Instruction: Transcribe the full listing exactly, and drop every picture.

Input material:

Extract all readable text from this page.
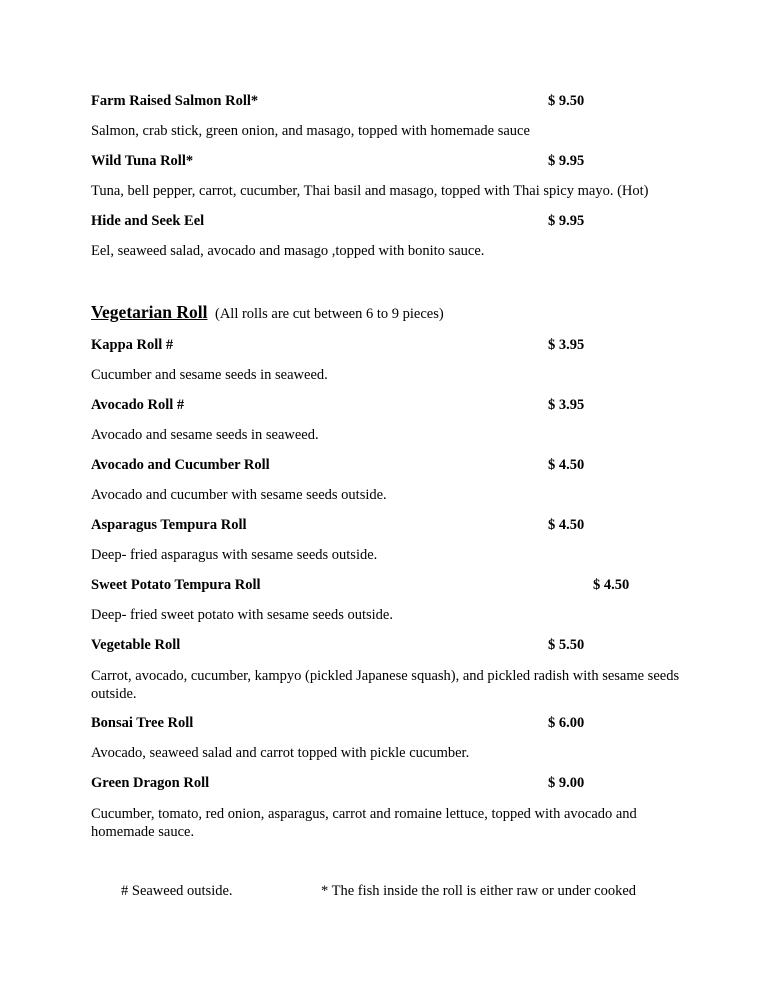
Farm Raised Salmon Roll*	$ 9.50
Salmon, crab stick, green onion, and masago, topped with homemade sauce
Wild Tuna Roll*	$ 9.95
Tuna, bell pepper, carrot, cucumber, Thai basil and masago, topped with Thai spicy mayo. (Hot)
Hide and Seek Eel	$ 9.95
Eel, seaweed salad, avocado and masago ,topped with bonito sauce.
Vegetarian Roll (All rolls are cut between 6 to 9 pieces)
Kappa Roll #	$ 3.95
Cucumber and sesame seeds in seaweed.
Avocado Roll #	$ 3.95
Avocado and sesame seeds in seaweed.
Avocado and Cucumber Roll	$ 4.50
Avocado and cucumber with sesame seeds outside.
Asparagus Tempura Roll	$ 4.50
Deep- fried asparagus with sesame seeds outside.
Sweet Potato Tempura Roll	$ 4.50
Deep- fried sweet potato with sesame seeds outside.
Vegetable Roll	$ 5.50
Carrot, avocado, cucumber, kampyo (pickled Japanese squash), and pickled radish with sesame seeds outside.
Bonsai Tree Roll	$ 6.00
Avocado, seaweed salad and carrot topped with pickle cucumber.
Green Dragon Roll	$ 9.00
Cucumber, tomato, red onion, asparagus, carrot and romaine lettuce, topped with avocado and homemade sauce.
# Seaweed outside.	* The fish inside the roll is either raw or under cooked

Final result:
Extract all readable text from this page.
Farm Raised Salmon Roll*	$ 9.50
Salmon, crab stick, green onion, and masago, topped with homemade sauce
Wild Tuna Roll*	$ 9.95
Tuna, bell pepper, carrot, cucumber, Thai basil and masago, topped with Thai spicy mayo. (Hot)
Hide and Seek Eel	$ 9.95
Eel, seaweed salad, avocado and masago ,topped with bonito sauce.
Vegetarian Roll (All rolls are cut between 6 to 9 pieces)
Kappa Roll #	$ 3.95
Cucumber and sesame seeds in seaweed.
Avocado Roll #	$ 3.95
Avocado and sesame seeds in seaweed.
Avocado and Cucumber Roll	$ 4.50
Avocado and cucumber with sesame seeds outside.
Asparagus Tempura Roll	$ 4.50
Deep- fried asparagus with sesame seeds outside.
Sweet Potato Tempura Roll	$ 4.50
Deep- fried sweet potato with sesame seeds outside.
Vegetable Roll	$ 5.50
Carrot, avocado, cucumber, kampyo (pickled Japanese squash), and pickled radish with sesame seeds outside.
Bonsai Tree Roll	$ 6.00
Avocado, seaweed salad and carrot topped with pickle cucumber.
Green Dragon Roll	$ 9.00
Cucumber, tomato, red onion, asparagus, carrot and romaine lettuce, topped with avocado and homemade sauce.
# Seaweed outside.	* The fish inside the roll is either raw or under cooked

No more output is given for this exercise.